_Short problem_
Your task is to copy every line of the records below that contains "chevron".

_Data to use_

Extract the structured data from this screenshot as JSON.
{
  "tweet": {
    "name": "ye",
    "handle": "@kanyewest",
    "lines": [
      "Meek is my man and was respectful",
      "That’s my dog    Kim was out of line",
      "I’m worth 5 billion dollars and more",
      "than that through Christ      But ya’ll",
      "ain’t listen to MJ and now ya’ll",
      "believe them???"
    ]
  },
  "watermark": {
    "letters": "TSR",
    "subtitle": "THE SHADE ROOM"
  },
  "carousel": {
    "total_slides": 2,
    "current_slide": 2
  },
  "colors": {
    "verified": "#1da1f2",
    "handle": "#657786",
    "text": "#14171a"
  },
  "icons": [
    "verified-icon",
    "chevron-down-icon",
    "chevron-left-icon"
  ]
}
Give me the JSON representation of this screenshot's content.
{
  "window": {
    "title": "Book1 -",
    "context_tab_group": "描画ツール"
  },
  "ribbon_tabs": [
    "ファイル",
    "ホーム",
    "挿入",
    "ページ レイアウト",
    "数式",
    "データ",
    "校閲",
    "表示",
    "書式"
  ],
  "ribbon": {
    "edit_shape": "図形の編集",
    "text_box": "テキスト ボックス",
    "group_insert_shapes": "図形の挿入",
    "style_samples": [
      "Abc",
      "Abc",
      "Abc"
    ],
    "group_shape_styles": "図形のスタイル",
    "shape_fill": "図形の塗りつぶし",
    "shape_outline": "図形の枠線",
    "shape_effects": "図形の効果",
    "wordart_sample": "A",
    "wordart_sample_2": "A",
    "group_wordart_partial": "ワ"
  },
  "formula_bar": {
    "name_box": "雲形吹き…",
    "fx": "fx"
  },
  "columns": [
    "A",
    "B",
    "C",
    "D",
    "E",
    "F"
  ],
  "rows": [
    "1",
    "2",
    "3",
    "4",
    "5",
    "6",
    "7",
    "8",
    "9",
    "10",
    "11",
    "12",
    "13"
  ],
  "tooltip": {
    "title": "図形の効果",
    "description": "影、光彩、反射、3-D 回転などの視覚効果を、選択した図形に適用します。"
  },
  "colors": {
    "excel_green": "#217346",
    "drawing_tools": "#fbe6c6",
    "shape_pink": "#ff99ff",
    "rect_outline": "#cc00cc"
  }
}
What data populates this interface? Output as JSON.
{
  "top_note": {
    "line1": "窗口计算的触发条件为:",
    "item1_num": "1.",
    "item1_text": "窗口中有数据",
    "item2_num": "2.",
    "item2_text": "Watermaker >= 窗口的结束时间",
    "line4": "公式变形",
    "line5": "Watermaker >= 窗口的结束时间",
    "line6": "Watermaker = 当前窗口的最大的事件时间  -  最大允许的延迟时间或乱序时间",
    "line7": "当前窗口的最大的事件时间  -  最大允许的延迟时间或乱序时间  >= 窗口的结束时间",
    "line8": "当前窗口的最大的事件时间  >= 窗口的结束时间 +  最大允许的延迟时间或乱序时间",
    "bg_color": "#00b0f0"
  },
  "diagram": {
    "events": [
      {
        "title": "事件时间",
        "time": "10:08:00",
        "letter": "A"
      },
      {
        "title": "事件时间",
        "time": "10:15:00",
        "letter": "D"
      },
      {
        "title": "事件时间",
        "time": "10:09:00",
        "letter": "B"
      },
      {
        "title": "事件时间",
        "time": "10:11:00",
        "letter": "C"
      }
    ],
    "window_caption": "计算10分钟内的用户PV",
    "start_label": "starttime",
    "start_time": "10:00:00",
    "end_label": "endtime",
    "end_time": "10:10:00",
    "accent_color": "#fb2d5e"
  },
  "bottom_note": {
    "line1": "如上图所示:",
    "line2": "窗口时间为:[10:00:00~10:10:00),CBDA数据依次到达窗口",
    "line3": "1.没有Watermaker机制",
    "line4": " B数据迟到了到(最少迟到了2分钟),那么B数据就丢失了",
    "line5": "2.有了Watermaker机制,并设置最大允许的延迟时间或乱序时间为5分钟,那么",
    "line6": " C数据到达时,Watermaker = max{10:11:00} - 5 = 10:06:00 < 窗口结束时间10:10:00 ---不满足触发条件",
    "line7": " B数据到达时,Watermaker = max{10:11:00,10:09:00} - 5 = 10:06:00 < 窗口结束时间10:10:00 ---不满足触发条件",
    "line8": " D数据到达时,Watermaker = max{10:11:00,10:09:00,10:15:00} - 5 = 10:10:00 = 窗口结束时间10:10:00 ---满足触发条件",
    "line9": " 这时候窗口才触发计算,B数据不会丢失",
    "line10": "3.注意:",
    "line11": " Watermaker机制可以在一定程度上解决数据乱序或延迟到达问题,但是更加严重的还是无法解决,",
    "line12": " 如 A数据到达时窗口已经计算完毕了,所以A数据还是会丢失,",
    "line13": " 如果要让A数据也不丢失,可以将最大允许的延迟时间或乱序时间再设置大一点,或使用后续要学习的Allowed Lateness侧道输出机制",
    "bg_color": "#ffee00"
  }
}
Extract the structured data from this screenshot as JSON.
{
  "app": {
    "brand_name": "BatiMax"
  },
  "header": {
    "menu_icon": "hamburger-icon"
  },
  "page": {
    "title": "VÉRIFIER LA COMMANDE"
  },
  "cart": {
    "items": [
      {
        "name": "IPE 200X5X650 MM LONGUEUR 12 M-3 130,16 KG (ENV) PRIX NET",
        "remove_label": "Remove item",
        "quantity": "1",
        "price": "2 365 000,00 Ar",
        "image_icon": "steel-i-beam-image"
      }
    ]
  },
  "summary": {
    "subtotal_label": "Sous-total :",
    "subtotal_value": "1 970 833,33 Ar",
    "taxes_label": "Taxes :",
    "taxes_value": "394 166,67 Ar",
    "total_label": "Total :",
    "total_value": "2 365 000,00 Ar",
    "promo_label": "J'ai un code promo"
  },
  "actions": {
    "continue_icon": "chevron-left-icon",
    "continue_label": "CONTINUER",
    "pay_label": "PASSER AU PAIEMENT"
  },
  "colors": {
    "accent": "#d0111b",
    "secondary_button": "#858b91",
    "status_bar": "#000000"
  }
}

_Answer to the problem_
    "chevron-down-icon",
    "chevron-left-icon"
    "continue_icon": "chevron-left-icon",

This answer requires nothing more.